■ **Your goal**
Give the number of lines in the data that hold the word "text", and nothing else.

begin Dataset content

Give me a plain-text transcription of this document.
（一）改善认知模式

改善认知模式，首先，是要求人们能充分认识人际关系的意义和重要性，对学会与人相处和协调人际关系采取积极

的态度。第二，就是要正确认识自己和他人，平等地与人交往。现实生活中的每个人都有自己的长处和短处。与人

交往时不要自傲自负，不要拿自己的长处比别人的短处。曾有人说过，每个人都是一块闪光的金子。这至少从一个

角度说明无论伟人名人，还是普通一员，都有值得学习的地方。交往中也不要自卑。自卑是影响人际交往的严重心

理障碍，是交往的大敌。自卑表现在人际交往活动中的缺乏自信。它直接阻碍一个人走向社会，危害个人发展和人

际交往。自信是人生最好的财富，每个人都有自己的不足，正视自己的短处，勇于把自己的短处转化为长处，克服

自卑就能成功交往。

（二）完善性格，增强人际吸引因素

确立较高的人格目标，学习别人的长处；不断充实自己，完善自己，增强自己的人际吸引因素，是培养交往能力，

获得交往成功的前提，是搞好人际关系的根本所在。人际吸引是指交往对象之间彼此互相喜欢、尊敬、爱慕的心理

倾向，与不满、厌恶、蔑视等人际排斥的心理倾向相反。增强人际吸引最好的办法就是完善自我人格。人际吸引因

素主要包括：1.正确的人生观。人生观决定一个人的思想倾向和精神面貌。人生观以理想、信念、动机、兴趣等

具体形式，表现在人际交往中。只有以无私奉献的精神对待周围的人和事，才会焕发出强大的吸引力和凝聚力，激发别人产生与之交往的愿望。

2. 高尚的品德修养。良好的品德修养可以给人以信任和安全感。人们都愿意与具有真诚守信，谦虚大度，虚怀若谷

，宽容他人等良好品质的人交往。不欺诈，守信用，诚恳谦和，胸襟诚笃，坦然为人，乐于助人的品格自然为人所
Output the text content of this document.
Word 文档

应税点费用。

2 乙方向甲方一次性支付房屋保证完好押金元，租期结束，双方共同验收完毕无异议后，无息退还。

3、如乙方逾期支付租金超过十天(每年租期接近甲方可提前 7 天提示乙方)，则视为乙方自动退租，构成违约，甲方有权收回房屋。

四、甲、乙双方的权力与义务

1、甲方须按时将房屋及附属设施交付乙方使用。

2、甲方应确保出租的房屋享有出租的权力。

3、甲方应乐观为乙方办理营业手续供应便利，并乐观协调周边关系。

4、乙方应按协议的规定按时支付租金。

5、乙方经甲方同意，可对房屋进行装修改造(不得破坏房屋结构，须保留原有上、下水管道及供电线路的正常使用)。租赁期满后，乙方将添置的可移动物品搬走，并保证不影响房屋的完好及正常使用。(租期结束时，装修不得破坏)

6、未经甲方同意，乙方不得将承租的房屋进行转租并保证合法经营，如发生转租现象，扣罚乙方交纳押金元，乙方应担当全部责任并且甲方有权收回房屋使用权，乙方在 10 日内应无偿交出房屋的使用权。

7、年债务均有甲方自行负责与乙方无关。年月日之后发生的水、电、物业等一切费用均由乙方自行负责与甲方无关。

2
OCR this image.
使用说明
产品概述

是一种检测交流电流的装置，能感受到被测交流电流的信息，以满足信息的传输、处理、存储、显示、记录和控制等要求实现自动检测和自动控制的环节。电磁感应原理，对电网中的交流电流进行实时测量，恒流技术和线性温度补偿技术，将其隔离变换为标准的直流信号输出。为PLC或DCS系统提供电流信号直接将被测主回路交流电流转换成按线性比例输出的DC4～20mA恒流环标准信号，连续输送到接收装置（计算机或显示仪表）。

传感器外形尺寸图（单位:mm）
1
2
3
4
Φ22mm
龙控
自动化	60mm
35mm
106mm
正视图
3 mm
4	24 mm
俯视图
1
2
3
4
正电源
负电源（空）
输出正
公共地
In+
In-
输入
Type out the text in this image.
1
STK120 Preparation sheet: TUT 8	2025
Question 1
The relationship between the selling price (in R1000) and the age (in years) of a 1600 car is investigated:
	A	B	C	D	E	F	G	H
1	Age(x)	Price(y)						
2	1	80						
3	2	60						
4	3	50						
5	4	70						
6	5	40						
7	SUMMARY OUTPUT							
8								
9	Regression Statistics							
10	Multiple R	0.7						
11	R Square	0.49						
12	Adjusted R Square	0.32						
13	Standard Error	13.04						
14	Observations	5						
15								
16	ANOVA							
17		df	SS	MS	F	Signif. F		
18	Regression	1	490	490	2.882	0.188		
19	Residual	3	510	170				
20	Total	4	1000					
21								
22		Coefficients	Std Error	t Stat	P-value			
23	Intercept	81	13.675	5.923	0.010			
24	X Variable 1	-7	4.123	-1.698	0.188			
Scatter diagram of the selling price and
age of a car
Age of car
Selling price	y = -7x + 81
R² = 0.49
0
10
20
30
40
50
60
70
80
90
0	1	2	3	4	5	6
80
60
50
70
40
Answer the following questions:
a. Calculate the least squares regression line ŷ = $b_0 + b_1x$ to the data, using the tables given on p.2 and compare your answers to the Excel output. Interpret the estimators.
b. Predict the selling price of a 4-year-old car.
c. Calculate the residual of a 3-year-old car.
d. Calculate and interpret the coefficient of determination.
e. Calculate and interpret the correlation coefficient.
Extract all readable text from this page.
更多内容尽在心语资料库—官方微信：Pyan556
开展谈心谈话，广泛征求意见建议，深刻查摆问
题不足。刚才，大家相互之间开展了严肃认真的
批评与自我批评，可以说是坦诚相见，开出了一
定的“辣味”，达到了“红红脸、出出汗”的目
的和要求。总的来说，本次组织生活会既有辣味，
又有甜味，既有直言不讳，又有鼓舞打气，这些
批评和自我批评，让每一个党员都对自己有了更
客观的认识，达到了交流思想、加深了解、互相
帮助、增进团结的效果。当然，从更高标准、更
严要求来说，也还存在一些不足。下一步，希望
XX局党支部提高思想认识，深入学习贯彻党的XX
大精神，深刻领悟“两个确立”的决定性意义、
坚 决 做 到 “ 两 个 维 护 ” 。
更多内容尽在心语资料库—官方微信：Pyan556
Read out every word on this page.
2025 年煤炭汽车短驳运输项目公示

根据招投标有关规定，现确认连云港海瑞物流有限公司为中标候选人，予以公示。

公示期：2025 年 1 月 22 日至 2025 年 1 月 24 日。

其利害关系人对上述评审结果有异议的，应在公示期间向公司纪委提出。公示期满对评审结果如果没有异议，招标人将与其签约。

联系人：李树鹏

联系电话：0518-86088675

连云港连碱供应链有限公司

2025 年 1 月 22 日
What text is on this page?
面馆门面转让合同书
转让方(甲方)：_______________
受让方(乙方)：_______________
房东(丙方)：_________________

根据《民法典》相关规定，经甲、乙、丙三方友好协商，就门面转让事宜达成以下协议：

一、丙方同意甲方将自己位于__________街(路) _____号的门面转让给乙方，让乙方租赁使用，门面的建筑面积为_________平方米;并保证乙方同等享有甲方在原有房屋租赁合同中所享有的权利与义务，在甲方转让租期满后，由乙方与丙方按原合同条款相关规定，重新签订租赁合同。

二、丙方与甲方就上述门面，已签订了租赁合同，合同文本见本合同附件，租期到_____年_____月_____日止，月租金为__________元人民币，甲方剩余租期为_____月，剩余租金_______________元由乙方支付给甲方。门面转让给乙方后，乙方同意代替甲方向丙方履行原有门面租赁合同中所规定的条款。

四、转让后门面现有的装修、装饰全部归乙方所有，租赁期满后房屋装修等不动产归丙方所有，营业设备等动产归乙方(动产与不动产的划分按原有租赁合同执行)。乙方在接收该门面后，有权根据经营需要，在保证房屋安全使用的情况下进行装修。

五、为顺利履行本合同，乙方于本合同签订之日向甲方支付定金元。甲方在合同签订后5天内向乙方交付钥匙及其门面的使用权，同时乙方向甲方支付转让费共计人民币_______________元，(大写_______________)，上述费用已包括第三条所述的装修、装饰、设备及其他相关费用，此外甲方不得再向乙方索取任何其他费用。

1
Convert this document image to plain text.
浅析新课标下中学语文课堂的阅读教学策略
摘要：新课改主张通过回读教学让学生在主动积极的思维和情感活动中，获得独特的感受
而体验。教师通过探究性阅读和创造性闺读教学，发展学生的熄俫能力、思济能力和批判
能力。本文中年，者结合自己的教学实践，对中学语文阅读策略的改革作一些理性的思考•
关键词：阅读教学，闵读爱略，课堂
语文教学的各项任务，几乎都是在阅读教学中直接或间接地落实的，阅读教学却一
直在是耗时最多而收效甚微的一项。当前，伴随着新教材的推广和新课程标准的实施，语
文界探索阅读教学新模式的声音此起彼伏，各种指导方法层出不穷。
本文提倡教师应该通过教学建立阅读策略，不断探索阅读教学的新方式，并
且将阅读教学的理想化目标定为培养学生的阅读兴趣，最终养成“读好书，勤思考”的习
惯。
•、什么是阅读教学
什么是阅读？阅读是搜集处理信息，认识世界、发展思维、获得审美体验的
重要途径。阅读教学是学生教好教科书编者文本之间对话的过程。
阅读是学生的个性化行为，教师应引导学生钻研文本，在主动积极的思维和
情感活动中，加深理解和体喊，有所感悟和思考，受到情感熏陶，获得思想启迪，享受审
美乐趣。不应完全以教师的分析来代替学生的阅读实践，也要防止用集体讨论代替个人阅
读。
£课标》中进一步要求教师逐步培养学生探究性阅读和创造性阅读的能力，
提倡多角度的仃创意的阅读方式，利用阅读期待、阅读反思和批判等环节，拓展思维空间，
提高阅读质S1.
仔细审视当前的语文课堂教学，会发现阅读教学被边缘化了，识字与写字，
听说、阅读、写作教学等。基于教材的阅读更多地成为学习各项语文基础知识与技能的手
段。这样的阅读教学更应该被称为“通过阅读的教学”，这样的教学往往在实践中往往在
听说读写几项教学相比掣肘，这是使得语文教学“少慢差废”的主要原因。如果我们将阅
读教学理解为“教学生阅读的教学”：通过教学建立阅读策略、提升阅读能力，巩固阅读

end Dataset content

■ **Answer below**
6